======== DATASET RECORDS

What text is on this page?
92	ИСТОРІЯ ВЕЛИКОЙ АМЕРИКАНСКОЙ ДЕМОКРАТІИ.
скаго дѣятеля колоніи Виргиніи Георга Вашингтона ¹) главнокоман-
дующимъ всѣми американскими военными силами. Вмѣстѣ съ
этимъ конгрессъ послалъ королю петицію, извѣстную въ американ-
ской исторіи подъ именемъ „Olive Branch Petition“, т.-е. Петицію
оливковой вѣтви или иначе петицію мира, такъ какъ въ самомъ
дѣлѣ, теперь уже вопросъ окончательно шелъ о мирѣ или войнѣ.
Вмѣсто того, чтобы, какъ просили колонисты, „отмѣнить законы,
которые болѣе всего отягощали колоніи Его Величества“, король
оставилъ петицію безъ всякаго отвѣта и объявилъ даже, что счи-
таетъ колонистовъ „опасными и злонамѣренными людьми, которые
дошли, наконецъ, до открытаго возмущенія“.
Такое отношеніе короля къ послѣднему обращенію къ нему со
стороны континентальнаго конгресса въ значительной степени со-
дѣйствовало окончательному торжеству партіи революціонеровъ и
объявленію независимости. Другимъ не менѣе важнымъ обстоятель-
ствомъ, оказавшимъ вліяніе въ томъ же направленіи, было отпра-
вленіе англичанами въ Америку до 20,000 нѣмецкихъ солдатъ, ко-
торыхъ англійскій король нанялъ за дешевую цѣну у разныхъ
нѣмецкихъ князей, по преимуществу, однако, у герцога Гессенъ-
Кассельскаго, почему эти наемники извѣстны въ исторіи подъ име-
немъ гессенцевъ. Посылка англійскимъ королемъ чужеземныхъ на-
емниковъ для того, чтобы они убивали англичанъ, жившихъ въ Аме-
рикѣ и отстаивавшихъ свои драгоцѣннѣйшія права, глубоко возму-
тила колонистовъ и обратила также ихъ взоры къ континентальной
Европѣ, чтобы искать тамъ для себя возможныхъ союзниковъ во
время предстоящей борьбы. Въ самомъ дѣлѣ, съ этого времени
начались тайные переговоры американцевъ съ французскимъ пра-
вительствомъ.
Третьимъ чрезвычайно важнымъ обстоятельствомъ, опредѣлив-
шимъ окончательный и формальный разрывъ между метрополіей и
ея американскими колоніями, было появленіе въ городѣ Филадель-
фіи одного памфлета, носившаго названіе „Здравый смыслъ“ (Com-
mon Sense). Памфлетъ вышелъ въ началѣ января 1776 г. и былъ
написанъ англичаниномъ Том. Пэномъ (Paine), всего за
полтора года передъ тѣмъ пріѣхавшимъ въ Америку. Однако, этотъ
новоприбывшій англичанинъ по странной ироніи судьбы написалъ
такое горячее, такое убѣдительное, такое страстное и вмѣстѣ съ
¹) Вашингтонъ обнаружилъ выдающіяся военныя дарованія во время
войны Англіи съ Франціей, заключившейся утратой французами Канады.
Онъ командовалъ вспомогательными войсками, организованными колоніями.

================

* **AIM**: Every line that holds the string "исторіи" should be returned.

* **TASK RESULT**:
ской исторіи подъ именемъ „Olive Branch Petition“, т.-е. Петицію
Кассельскаго, почему эти наемники извѣстны въ исторіи подъ име-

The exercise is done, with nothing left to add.